- _Data in this exercise_
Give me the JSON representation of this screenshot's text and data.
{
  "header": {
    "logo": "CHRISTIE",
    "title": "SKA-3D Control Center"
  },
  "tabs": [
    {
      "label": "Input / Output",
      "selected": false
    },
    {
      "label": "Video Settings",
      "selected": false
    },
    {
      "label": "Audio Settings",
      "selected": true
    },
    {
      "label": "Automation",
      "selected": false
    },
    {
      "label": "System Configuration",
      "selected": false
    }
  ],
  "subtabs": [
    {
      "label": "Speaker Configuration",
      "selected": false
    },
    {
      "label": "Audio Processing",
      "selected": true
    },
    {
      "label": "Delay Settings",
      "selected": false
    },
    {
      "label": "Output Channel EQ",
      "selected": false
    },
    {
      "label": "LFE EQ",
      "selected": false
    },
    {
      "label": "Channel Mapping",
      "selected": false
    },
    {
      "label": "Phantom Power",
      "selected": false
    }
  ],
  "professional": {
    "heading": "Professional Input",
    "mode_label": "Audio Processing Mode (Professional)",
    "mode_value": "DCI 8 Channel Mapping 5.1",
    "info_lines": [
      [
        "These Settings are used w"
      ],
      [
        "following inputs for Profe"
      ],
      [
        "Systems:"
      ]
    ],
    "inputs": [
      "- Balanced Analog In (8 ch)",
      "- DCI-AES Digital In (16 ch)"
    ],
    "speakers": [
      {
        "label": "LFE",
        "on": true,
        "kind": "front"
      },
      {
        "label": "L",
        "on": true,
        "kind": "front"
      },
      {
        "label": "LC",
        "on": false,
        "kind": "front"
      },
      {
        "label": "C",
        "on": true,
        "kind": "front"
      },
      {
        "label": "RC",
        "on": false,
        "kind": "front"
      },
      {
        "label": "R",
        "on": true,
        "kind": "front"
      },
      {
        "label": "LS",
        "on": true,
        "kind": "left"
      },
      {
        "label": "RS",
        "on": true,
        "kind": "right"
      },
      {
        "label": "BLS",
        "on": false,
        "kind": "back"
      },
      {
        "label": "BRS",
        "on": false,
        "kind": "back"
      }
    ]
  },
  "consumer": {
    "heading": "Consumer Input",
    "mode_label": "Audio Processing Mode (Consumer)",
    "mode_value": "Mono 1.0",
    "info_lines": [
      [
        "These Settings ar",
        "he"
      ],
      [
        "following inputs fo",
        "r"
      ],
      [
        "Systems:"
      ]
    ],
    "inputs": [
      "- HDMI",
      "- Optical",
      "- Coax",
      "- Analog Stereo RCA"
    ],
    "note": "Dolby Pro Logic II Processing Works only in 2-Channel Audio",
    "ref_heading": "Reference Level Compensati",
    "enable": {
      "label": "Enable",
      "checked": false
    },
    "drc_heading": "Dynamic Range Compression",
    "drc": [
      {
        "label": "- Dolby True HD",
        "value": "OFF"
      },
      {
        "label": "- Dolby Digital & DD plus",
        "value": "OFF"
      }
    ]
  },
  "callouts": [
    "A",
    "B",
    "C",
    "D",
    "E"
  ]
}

- _Stated goal_
Which lines hold the string "Digital"? List them all.

- _Exercise solution_
      "- DCI-AES Digital In (16 ch)"
        "label": "- Dolby Digital & DD plus",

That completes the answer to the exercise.